TEXTO PROPORCIONADO.
Aplicar la justicia implica dar a cada quien lo que
merece, o sea, si el acto practicado es correcto
amerita dar un reconocimiento, pero si el hecho cometido
es un delito hay que condenarlo. ¿Podemos condenar una sociedad?
Si nos limitamos a realizar un análisis superficial
podríamos decir que si, que se habría ensayado esto en distintos momentos de la
historia (valga como ejemplo la funesta condena de la sociedad judía
por parte del nazismo); pero si lo pensamos mejor, veremos que
los condenados, los que padecieron de aquel horror, eran individuos, personas
de carne y hueso que tenían en común la condición de ser judíos; no padeció de
torturas ni masacres un ente etéreo llamado la sociedad
judía.

[Entradas de una fuente de datos]

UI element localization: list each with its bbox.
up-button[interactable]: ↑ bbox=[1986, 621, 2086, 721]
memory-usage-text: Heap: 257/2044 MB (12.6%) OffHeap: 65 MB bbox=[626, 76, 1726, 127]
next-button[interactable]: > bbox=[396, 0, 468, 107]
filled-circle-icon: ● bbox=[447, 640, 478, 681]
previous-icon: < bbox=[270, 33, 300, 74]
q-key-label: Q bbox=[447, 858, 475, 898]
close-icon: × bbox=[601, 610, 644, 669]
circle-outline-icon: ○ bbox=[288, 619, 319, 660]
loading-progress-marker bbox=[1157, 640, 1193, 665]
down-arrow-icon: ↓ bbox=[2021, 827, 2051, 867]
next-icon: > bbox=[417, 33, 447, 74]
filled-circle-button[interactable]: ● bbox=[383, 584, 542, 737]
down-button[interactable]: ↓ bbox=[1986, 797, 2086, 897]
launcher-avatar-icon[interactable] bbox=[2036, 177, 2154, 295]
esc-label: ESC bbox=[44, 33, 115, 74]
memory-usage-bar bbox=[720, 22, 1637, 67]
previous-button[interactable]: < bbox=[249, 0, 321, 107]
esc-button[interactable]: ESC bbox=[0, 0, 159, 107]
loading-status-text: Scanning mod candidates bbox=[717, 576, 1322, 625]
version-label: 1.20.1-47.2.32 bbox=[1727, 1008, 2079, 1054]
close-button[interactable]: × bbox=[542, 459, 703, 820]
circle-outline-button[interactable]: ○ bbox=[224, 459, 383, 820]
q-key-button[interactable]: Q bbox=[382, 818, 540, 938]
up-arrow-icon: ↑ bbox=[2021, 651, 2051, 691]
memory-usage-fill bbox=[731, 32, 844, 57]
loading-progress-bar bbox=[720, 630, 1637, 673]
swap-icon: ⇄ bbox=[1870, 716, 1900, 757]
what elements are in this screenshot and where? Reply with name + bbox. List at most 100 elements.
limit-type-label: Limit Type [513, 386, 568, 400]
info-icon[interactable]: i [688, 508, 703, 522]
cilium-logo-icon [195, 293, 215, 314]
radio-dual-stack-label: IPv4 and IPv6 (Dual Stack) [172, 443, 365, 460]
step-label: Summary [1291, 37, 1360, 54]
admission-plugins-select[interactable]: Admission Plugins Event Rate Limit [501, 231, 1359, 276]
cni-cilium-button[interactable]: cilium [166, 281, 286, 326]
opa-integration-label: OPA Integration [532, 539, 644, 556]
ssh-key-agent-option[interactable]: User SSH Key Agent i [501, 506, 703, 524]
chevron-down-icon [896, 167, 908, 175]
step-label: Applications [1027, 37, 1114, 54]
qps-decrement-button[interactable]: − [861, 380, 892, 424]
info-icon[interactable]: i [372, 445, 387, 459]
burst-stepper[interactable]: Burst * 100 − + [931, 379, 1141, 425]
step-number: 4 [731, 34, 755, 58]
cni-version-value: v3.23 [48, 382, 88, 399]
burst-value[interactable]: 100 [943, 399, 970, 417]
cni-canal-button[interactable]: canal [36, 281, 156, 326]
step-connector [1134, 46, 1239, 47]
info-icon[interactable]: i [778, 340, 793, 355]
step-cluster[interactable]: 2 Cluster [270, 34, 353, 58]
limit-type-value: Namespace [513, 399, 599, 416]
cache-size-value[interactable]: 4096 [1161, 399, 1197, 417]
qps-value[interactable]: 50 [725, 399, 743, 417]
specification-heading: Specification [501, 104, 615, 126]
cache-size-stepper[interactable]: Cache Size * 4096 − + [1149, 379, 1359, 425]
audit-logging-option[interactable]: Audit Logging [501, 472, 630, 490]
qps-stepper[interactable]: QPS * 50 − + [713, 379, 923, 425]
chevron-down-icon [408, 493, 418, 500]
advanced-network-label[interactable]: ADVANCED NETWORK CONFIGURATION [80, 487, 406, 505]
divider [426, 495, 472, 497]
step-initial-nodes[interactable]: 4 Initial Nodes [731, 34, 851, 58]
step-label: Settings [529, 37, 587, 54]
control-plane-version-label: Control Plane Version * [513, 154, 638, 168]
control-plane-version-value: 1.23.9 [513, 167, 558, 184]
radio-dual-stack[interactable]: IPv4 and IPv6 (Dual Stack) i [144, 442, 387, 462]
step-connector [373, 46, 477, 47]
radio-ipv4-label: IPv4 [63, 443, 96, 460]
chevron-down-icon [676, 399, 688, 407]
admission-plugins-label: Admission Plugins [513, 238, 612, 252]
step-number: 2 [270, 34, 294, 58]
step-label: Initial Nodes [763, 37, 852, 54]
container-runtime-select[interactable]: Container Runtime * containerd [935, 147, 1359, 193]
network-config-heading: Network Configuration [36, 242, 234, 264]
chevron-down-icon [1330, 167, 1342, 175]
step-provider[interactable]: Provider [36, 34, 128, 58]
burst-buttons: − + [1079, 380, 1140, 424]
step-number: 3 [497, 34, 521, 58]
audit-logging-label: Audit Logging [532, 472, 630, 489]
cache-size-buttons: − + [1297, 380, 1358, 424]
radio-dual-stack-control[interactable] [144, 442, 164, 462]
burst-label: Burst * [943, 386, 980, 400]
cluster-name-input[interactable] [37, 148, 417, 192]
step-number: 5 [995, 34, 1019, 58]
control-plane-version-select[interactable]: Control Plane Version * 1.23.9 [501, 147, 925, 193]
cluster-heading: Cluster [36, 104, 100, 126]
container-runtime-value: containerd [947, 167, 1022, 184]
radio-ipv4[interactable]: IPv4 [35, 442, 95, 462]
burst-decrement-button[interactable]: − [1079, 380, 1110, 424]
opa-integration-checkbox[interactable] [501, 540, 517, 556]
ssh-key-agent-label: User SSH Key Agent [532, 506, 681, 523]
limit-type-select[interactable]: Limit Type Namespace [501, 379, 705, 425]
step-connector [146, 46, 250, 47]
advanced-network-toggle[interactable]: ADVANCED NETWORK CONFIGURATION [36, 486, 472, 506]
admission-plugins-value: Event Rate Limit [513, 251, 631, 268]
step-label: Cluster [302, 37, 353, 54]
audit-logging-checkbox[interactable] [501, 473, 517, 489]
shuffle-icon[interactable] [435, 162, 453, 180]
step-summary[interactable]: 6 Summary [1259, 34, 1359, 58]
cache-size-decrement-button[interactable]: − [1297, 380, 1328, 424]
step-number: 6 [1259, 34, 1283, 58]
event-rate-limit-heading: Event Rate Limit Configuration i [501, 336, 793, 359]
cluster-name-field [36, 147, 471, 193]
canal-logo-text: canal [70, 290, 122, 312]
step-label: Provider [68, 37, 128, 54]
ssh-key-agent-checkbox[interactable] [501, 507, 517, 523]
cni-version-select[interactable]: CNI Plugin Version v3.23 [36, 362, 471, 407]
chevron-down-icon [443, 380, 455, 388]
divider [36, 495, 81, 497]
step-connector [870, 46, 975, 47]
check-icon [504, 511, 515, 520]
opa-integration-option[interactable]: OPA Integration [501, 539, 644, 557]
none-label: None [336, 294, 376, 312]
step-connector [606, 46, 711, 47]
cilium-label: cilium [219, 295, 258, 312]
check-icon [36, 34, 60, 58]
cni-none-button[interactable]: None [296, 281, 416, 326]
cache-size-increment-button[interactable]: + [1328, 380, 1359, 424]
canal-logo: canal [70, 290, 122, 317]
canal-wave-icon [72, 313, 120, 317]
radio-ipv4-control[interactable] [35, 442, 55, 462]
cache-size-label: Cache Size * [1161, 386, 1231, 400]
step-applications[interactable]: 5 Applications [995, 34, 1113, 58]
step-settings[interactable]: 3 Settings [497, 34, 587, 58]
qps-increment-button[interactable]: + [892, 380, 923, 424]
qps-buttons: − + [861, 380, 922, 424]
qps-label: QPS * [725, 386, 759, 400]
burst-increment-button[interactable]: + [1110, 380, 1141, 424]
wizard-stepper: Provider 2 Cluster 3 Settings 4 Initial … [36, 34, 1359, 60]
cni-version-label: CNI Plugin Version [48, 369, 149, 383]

INSTRUCCIONES.
(1) Según el texto sobre la justicia, ¿qué implica aplicar la justicia?
(2) Indique si cada afirmación concuerda con el texto sobre la justicia. Responda sí o no y cite las palabras del texto que lo deciden.
(a) Un acto correcto amerita un reconocimiento.
(b) Quienes padecieron el horror del nazismo eran un ente etéreo.
(c) Un análisis superficial permitiría decir que sí se puede condenar una sociedad.

RESPUESTAS POR TAREA.
(1) Implica dar a cada quien lo que merece.

(2)
(a) Sí: «si el acto practicado es correcto amerita dar un reconocimiento».
(b) No: «los condenados, los que padecieron de aquel horror, eran individuos, personas de carne y hueso».
(c) Sí: «Si nos limitamos a realizar un análisis superficial podríamos decir que si».